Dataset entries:
§

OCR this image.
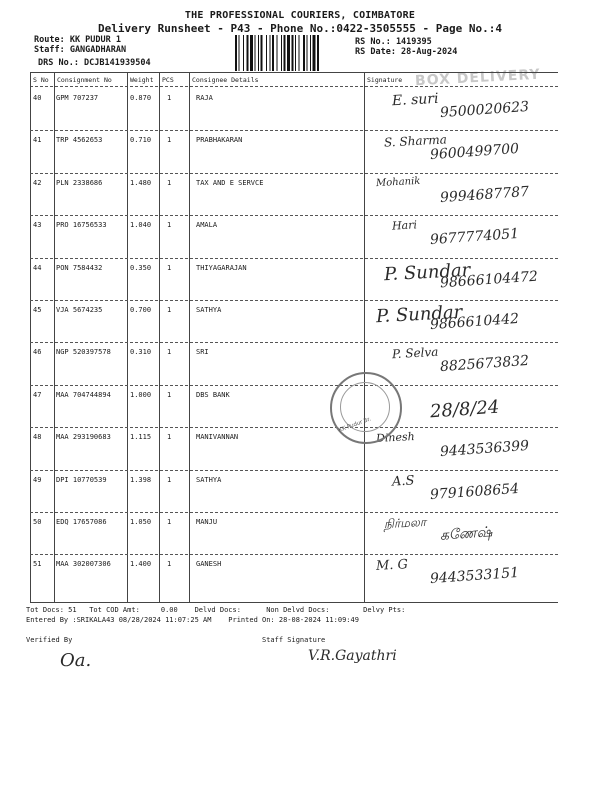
THE PROFESSIONAL COURIERS, COIMBATORE
Delivery Runsheet - P43 - Phone No.:0422-3505555 - Page No.:4
Route: KK PUDUR 1
Staff: GANGADHARAN
DRS No.: DCJB141939504
RS No.: 1419395
RS Date: 28-Aug-2024
BOX DELIVERY
S No Consignment No	Weight PCS	Consignee Details	Signature
40 GPM 707237	0.870 1	RAJA	E. suri 9500020623
41 TRP 4562653	0.710 1	PRABHAKARAN	S. Sharma
9600499700
42 PLN 2338686	1.480 1	TAX AND E SERVCE	Mohanik
9994687787
43 PRO 16756533	1.040 1	AMALA	Hari
9677774051
44 PON 7584432	0.350 1	THIYAGARAJAN	P. Sundar
98666104472
45 VJA 5674235	0.700 1	SATHYA	P. Sundar
9866610442
46 NGP 520397578	0.310 1	SRI	P. Selva 8825673832
47 MAA 704744894	1.000 1	DBS BANK
28/8/24
48 MAA 293190683	1.115 1	MANIVANNAN	Dinesh
9443536399
49 DPI 10770539	1.398 1	SATHYA	A.S 9791608654
50 EDQ 17657086	1.050 1	MANJU	நிர்மலா
கணேஷ்
51 MAA 302007306	1.400 1	GANESH	M. G 9443533151
KK Pudur Br.
Tot Docs: 51   Tot COD Amt:     0.00    Delvd Docs:      Non Delvd Docs:        Delvy Pts:
Entered By :SRIKALA43 08/28/2024 11:07:25 AM    Printed On: 28-08-2024 11:09:49
Verified By	Staff Signature
Oa.	V.R.Gayathri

§

- _What is required_: Scan the data for the word "SATHYA" and copy every line where it shows up.

- _Answer in full_:
45 VJA 5674235	0.700 1	SATHYA	P. Sundar
49 DPI 10770539	1.398 1	SATHYA	A.S 9791608654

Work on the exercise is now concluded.